● **Problem requirements**
How many lines in the records below contain the word "this"? Give only the number.

● **Data supplied**

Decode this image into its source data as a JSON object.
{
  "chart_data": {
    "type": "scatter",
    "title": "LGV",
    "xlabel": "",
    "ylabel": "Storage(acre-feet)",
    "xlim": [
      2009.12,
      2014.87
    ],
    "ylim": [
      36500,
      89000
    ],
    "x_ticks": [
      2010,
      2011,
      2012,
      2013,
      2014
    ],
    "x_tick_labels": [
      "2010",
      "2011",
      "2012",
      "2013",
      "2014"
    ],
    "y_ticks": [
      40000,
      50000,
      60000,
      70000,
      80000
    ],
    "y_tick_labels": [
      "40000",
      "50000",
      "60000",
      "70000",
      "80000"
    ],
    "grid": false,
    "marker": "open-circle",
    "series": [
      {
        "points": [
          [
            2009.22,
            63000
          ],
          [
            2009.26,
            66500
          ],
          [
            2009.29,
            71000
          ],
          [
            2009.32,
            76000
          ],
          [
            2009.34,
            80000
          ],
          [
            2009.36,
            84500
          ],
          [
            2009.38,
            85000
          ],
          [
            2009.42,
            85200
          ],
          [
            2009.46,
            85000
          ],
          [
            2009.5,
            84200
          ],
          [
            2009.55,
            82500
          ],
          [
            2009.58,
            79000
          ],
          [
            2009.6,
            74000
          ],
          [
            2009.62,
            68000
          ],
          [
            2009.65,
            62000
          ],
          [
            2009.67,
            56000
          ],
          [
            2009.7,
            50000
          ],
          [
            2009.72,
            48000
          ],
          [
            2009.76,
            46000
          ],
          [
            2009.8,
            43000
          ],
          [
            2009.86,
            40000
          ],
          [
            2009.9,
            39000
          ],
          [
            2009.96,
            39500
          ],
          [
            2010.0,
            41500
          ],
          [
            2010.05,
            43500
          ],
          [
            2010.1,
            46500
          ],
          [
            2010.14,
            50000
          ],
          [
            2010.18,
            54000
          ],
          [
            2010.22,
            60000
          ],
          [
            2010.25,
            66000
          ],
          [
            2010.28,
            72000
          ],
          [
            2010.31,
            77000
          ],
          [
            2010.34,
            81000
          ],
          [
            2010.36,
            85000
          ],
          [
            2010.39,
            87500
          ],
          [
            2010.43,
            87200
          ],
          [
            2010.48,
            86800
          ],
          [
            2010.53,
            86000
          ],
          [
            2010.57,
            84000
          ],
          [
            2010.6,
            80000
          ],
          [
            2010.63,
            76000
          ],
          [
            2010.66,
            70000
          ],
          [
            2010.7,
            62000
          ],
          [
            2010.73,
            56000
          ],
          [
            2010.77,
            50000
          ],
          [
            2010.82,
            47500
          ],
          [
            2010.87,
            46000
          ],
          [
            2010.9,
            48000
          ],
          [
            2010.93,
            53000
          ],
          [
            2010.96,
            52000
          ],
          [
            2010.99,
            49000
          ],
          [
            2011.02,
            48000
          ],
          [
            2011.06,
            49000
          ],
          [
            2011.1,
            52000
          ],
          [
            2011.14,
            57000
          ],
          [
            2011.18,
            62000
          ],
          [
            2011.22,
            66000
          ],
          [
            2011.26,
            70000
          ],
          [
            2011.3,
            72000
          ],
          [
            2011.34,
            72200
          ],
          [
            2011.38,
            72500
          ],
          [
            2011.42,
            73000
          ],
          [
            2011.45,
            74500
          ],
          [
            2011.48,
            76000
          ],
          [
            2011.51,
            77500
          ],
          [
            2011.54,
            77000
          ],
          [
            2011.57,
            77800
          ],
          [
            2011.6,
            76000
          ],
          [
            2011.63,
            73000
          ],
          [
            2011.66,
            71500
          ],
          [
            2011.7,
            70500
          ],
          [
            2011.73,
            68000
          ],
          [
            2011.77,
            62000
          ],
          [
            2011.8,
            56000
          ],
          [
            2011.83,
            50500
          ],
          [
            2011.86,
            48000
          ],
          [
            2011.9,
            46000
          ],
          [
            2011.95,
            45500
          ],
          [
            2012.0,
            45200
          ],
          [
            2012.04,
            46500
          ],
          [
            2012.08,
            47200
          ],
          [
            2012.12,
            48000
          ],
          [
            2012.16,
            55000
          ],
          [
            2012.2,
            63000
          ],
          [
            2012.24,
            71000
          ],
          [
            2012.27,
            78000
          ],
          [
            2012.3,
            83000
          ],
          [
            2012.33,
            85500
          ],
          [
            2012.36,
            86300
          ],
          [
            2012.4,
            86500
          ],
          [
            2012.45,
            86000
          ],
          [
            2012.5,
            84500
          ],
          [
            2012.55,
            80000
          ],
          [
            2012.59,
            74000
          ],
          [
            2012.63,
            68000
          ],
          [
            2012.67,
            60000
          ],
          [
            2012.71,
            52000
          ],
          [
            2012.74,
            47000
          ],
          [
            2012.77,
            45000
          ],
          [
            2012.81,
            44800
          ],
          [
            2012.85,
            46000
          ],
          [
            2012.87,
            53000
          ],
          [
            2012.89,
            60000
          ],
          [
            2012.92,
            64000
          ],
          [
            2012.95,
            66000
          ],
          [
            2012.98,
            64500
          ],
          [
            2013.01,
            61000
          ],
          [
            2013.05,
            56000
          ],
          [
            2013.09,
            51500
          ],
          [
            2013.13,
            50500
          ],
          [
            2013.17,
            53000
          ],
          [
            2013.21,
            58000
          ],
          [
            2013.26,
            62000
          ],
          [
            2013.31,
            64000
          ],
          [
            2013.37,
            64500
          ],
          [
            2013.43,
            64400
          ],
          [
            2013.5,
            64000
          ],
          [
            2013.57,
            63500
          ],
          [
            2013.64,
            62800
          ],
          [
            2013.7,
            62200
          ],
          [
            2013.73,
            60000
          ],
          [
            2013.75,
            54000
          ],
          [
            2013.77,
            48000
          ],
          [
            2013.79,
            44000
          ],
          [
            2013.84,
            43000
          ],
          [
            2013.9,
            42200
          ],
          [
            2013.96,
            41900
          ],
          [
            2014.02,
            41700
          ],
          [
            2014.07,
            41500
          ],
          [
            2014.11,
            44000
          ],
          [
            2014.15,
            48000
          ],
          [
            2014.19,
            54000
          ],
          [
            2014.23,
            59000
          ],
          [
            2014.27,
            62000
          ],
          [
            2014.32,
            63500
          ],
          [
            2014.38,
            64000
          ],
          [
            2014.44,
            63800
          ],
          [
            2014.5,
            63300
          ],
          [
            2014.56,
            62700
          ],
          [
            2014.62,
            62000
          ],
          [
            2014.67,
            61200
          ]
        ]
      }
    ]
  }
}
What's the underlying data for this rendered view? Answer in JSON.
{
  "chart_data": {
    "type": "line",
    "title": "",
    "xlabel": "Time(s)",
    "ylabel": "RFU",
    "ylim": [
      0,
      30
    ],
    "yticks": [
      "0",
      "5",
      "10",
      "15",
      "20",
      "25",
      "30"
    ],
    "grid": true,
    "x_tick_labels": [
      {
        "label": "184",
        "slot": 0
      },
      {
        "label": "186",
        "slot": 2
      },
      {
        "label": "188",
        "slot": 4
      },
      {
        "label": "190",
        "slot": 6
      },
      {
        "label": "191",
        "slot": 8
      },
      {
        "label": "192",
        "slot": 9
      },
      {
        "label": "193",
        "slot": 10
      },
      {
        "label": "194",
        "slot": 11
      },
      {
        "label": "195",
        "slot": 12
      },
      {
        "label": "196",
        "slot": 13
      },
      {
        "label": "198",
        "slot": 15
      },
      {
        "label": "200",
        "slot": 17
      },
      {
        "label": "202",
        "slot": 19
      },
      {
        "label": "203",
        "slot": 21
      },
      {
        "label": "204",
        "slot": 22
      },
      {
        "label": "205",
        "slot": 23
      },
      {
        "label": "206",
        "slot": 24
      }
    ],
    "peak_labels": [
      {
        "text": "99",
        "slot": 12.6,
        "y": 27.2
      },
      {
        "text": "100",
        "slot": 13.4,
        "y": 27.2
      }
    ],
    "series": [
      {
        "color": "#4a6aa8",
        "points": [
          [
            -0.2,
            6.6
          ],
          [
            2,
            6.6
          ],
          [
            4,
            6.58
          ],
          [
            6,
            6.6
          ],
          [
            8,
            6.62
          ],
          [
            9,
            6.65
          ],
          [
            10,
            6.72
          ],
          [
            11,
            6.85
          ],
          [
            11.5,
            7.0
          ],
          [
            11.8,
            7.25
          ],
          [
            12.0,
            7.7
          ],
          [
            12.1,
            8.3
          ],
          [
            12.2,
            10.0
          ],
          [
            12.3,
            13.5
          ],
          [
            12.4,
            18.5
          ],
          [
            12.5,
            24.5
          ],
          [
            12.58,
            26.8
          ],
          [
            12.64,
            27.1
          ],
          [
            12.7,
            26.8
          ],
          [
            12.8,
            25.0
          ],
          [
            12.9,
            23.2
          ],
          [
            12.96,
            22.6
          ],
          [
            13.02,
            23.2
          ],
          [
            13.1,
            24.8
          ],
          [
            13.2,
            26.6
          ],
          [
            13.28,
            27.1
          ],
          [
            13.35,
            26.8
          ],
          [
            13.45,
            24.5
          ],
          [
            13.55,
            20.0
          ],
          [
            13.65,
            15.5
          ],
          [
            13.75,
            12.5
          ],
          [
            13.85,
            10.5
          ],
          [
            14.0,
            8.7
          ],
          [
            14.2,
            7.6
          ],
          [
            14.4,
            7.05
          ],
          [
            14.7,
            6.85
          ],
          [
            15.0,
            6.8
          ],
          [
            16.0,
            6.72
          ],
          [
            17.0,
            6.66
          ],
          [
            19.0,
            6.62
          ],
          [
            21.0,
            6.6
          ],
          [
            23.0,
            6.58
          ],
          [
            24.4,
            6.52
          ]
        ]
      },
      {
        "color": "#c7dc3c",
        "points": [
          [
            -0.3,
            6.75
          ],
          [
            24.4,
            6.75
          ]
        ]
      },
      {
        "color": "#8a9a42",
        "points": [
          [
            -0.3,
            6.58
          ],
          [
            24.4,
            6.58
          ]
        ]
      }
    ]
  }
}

● **Exercise output**
2